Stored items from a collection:
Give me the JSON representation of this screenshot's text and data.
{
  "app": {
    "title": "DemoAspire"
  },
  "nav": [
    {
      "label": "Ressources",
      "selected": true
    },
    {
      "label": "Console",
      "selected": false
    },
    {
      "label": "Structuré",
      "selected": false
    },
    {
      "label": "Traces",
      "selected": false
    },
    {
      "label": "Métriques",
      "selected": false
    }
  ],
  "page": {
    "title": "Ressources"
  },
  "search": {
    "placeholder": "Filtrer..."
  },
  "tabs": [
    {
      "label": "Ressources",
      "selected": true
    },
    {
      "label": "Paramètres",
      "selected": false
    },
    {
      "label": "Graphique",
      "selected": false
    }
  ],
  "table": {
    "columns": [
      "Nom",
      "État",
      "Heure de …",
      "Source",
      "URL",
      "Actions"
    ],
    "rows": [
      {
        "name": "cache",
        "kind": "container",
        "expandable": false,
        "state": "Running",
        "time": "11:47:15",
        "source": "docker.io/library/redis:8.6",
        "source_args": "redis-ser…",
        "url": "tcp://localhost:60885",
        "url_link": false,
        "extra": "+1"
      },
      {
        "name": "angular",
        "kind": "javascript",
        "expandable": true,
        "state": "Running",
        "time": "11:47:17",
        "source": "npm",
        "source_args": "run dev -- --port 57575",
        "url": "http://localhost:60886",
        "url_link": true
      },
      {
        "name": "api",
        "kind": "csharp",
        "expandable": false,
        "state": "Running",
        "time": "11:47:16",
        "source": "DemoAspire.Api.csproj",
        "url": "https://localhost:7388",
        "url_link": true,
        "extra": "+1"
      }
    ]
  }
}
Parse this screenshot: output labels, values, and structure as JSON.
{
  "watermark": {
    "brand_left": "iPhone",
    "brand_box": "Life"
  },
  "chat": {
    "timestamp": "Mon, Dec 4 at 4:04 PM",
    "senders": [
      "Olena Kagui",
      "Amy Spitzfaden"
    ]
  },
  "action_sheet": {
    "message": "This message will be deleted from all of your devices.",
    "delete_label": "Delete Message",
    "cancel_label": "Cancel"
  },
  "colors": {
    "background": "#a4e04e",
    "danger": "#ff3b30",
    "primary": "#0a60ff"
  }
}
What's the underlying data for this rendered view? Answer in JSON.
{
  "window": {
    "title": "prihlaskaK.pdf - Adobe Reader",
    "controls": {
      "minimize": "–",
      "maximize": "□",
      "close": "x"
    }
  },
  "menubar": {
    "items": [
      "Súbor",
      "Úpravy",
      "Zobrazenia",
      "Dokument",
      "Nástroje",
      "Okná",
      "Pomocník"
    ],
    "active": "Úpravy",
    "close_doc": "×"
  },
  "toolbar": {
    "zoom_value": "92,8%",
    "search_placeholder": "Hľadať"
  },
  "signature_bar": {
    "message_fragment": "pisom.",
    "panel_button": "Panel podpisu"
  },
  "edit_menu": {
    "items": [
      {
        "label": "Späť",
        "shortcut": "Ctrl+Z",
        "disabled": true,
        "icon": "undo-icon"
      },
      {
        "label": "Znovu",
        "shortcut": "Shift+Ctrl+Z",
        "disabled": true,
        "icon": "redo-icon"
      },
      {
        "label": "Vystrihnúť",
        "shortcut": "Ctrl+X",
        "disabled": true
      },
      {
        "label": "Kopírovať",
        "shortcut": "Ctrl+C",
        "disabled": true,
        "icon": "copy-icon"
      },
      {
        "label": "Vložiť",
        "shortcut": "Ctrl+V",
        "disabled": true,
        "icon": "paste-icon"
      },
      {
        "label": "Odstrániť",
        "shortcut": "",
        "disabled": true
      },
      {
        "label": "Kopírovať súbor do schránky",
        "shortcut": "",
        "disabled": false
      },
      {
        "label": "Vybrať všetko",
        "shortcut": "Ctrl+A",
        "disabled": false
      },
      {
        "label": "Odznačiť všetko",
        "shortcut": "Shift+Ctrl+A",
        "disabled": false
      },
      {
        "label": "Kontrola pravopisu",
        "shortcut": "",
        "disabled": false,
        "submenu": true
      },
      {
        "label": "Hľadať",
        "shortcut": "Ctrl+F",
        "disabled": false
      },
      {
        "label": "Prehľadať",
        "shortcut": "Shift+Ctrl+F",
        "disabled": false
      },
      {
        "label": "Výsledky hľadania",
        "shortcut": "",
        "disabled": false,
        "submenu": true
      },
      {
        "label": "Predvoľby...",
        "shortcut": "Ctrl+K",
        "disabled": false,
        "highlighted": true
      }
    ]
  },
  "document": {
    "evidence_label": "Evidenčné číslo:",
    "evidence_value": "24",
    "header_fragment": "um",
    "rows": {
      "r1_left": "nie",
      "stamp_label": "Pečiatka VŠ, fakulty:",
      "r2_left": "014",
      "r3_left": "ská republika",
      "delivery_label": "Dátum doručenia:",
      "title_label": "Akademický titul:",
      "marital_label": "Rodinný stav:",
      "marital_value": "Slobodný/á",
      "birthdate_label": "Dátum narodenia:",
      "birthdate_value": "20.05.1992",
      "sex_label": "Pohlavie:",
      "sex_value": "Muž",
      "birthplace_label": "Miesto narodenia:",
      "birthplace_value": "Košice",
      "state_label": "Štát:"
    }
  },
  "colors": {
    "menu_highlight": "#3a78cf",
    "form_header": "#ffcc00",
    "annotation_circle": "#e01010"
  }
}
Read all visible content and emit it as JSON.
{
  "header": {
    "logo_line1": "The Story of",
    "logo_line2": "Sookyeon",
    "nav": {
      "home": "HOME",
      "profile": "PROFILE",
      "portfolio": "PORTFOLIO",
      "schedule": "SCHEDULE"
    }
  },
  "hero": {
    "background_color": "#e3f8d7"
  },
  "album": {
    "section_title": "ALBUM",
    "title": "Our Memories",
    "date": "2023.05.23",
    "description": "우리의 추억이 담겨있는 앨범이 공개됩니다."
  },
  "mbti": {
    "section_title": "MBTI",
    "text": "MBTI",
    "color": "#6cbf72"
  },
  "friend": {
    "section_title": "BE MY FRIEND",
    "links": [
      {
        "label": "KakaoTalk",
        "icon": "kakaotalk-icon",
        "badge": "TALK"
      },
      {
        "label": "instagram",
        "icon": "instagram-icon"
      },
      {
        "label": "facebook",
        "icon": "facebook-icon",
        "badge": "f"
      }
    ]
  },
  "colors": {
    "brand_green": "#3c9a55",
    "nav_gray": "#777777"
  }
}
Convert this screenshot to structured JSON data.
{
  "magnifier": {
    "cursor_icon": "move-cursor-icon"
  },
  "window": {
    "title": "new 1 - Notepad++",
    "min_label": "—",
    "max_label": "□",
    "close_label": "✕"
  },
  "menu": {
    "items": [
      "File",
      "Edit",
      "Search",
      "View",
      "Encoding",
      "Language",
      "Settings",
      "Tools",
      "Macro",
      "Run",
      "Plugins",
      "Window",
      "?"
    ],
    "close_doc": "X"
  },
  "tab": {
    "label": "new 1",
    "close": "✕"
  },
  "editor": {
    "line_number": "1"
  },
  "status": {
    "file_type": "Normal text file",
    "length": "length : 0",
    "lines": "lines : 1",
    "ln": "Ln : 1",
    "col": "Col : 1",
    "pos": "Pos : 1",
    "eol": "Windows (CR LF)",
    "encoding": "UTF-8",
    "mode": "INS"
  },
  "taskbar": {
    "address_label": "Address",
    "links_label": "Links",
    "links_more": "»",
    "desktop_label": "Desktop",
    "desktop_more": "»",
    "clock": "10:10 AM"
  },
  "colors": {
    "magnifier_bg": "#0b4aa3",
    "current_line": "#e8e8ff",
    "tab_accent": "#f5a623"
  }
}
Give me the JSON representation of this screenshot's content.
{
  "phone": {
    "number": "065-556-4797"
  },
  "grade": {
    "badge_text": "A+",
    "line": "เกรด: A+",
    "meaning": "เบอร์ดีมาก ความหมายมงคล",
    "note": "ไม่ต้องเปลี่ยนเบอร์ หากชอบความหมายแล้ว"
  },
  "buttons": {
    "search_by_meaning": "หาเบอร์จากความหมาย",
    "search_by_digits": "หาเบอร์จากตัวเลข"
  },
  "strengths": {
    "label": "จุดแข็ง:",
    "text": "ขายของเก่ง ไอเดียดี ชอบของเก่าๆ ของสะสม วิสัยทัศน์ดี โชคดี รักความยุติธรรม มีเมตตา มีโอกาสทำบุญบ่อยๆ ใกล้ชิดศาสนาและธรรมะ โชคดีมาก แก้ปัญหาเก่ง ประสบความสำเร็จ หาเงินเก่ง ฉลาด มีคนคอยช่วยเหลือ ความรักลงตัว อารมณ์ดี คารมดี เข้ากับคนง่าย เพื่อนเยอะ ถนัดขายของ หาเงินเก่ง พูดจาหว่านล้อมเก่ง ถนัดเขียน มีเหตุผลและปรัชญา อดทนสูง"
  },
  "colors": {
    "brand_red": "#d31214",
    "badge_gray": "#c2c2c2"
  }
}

WORK TO BE COMPLETED>
Report all lines of the material that contain the word "narodenia".

FULL SOLUTION>
      "birthdate_label": "Dátum narodenia:",
      "birthplace_label": "Miesto narodenia:",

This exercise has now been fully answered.